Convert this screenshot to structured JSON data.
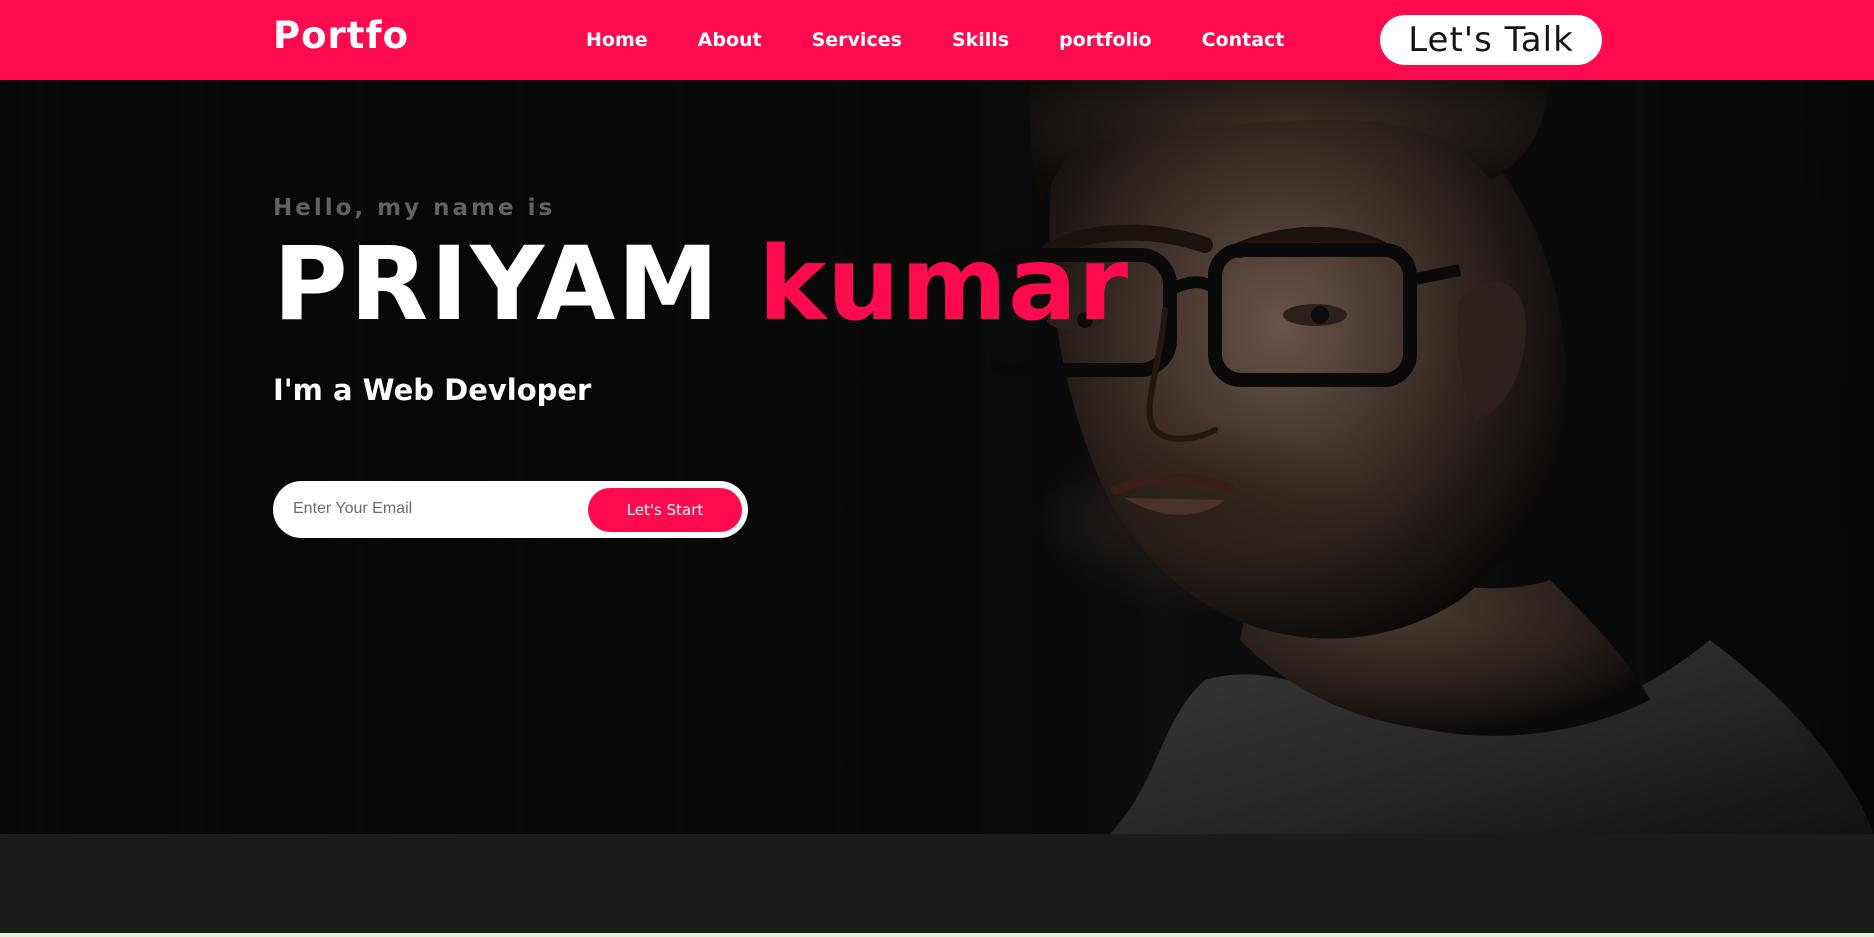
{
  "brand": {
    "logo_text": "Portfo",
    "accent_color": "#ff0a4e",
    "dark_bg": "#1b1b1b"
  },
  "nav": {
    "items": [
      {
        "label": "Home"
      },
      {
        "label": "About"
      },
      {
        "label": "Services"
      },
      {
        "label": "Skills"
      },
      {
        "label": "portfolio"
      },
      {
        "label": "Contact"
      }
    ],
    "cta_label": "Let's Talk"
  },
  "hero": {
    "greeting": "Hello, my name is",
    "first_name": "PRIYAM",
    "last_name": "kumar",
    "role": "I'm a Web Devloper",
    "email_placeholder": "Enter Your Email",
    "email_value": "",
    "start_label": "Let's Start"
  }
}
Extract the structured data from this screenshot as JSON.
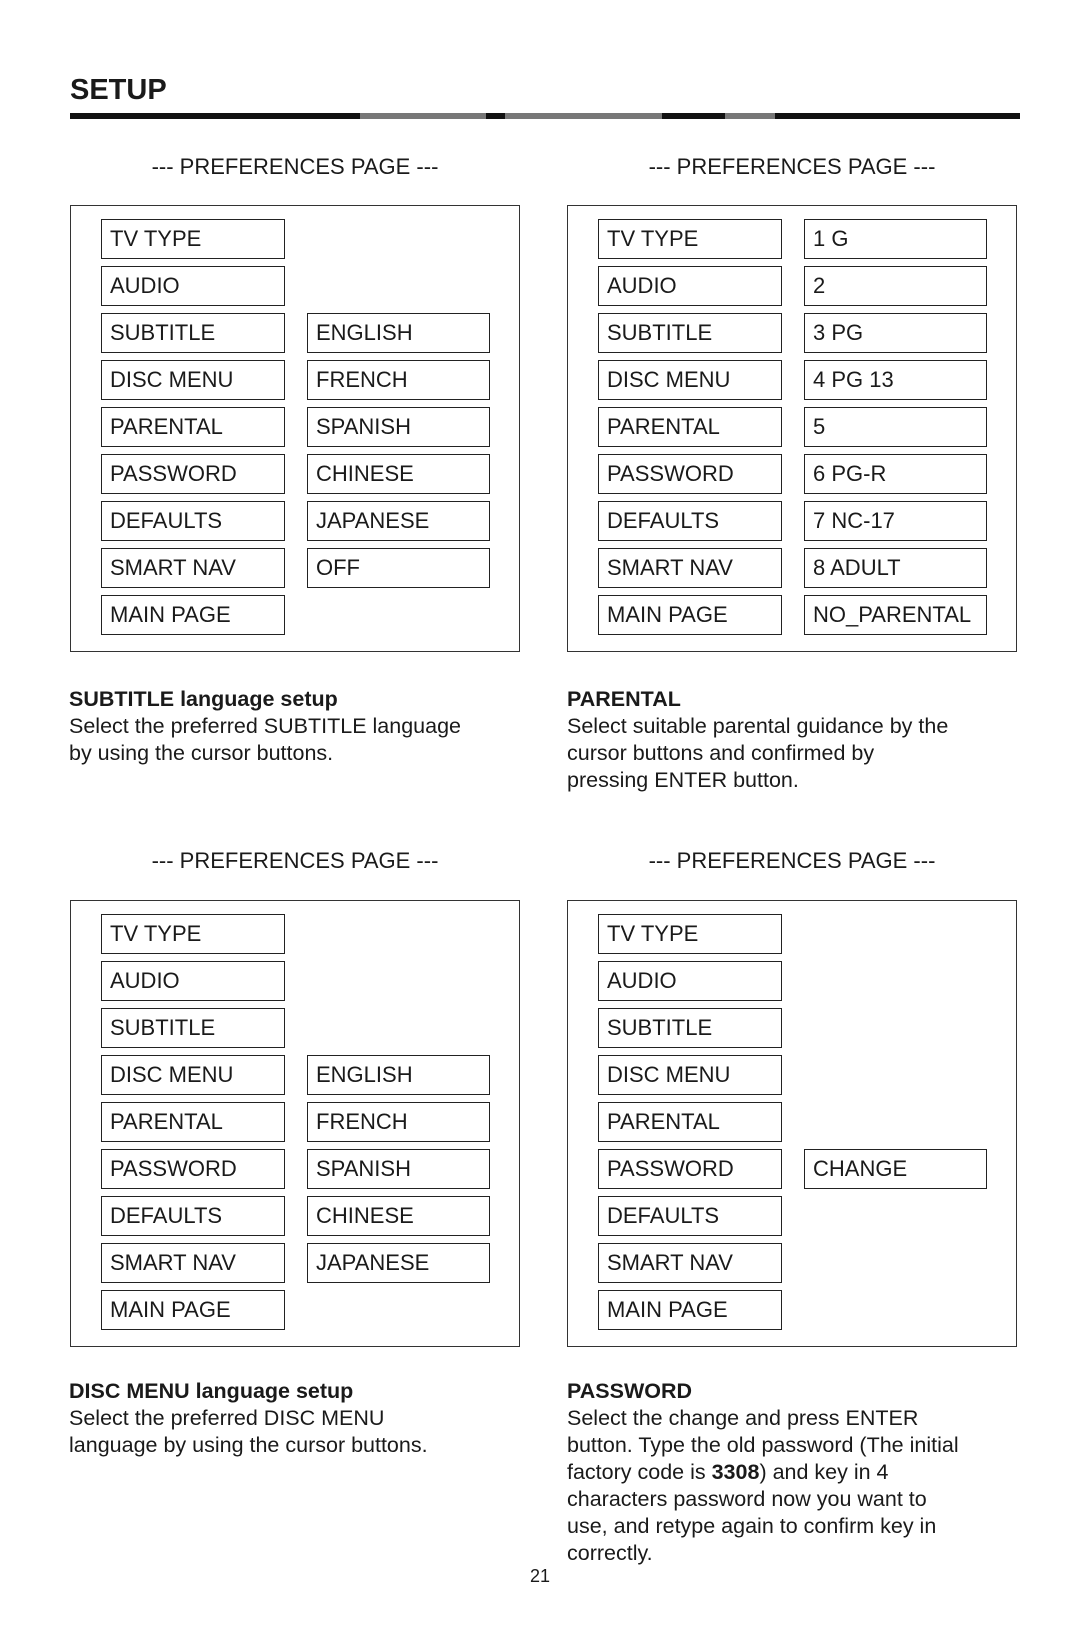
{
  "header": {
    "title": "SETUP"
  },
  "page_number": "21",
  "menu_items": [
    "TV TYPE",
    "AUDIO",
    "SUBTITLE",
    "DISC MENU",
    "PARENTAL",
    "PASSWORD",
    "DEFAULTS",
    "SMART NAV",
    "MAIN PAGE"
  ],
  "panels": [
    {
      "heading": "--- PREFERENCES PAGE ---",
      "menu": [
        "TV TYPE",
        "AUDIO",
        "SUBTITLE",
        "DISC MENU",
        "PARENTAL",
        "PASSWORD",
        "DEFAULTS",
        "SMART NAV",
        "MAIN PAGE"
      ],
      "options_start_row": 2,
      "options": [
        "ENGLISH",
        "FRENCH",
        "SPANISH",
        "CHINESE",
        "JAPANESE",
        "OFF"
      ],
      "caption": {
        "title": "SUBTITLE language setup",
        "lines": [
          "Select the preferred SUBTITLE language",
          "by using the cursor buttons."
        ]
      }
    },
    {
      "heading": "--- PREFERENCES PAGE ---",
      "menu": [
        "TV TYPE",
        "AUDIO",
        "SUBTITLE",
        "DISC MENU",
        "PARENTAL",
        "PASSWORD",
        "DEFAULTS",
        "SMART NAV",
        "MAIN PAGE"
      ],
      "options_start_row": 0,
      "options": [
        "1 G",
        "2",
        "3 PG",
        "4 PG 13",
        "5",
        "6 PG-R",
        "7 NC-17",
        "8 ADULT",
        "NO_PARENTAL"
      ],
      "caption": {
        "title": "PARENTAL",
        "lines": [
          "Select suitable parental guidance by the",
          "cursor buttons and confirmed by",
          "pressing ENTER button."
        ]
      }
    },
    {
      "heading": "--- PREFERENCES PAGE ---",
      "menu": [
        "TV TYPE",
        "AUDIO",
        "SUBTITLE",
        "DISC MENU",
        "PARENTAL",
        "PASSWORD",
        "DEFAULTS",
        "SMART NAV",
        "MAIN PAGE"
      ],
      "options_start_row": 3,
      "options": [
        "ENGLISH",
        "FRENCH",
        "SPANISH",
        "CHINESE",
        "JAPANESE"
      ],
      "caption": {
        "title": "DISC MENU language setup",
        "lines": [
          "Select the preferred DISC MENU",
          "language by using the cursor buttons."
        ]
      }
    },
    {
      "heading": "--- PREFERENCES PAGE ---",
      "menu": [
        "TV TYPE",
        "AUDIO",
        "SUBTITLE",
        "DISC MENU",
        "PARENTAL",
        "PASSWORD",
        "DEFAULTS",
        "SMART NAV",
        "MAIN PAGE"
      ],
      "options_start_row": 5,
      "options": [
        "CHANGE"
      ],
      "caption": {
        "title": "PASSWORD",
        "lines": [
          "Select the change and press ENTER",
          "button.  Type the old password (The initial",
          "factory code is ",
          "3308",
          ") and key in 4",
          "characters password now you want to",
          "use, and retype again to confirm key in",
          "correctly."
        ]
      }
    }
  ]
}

§

■ Directions: Take the entries shown above and quote them verbatim, passing over the pictures.

■ Solution for this problem:
Convert this screenshot to structured JSON data.
{
  "brand": {
    "logo_text": "Portfo",
    "accent_color": "#ff0a4e",
    "dark_bg": "#1b1b1b"
  },
  "nav": {
    "items": [
      {
        "label": "Home"
      },
      {
        "label": "About"
      },
      {
        "label": "Services"
      },
      {
        "label": "Skills"
      },
      {
        "label": "portfolio"
      },
      {
        "label": "Contact"
      }
    ],
    "cta_label": "Let's Talk"
  },
  "hero": {
    "greeting": "Hello, my name is",
    "first_name": "PRIYAM",
    "last_name": "kumar",
    "role": "I'm a Web Devloper",
    "email_placeholder": "Enter Your Email",
    "email_value": "",
    "start_label": "Let's Start"
  }
}
Extract the structured data from this screenshot as JSON.
{
  "header": {
    "title": "SETUP"
  },
  "page_number": "21",
  "menu_items": [
    "TV TYPE",
    "AUDIO",
    "SUBTITLE",
    "DISC MENU",
    "PARENTAL",
    "PASSWORD",
    "DEFAULTS",
    "SMART NAV",
    "MAIN PAGE"
  ],
  "panels": [
    {
      "heading": "--- PREFERENCES PAGE ---",
      "menu": [
        "TV TYPE",
        "AUDIO",
        "SUBTITLE",
        "DISC MENU",
        "PARENTAL",
        "PASSWORD",
        "DEFAULTS",
        "SMART NAV",
        "MAIN PAGE"
      ],
      "options_start_row": 2,
      "options": [
        "ENGLISH",
        "FRENCH",
        "SPANISH",
        "CHINESE",
        "JAPANESE",
        "OFF"
      ],
      "caption": {
        "title": "SUBTITLE language setup",
        "lines": [
          "Select the preferred SUBTITLE language",
          "by using the cursor buttons."
        ]
      }
    },
    {
      "heading": "--- PREFERENCES PAGE ---",
      "menu": [
        "TV TYPE",
        "AUDIO",
        "SUBTITLE",
        "DISC MENU",
        "PARENTAL",
        "PASSWORD",
        "DEFAULTS",
        "SMART NAV",
        "MAIN PAGE"
      ],
      "options_start_row": 0,
      "options": [
        "1 G",
        "2",
        "3 PG",
        "4 PG 13",
        "5",
        "6 PG-R",
        "7 NC-17",
        "8 ADULT",
        "NO_PARENTAL"
      ],
      "caption": {
        "title": "PARENTAL",
        "lines": [
          "Select suitable parental guidance by the",
          "cursor buttons and confirmed by",
          "pressing ENTER button."
        ]
      }
    },
    {
      "heading": "--- PREFERENCES PAGE ---",
      "menu": [
        "TV TYPE",
        "AUDIO",
        "SUBTITLE",
        "DISC MENU",
        "PARENTAL",
        "PASSWORD",
        "DEFAULTS",
        "SMART NAV",
        "MAIN PAGE"
      ],
      "options_start_row": 3,
      "options": [
        "ENGLISH",
        "FRENCH",
        "SPANISH",
        "CHINESE",
        "JAPANESE"
      ],
      "caption": {
        "title": "DISC MENU language setup",
        "lines": [
          "Select the preferred DISC MENU",
          "language by using the cursor buttons."
        ]
      }
    },
    {
      "heading": "--- PREFERENCES PAGE ---",
      "menu": [
        "TV TYPE",
        "AUDIO",
        "SUBTITLE",
        "DISC MENU",
        "PARENTAL",
        "PASSWORD",
        "DEFAULTS",
        "SMART NAV",
        "MAIN PAGE"
      ],
      "options_start_row": 5,
      "options": [
        "CHANGE"
      ],
      "caption": {
        "title": "PASSWORD",
        "lines": [
          "Select the change and press ENTER",
          "button.  Type the old password (The initial",
          "factory code is ",
          "3308",
          ") and key in 4",
          "characters password now you want to",
          "use, and retype again to confirm key in",
          "correctly."
        ]
      }
    }
  ]
}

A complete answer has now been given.